● **BRIEF**:
Pick out the lines below that contain the string "threshold" and copy them all.

● **DATA SUPPLIED**:
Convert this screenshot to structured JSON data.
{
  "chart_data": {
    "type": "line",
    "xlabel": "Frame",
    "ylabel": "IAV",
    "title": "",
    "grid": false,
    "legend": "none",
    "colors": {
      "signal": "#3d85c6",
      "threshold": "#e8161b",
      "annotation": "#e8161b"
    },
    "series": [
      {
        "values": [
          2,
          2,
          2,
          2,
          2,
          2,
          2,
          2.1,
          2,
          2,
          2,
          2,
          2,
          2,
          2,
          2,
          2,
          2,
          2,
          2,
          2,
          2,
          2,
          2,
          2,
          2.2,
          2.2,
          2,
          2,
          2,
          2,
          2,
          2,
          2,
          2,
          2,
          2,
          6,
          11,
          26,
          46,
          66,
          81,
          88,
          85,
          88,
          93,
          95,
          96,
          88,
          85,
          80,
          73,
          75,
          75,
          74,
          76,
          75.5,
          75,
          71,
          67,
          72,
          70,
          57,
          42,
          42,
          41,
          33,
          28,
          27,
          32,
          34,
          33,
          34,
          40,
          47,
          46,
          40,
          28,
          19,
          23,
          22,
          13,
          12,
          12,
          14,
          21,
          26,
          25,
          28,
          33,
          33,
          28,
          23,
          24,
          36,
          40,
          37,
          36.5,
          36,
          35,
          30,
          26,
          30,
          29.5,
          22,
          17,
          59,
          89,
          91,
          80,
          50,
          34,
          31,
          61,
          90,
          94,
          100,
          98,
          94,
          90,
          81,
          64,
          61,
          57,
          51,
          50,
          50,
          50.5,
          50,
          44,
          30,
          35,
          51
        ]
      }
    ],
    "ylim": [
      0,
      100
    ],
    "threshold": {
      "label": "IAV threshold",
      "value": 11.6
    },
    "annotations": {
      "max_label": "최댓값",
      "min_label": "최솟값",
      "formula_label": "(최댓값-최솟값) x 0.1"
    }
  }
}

● **RIGHT ANSWER**:
      "threshold": "#e8161b",
    "threshold": {
      "label": "IAV threshold",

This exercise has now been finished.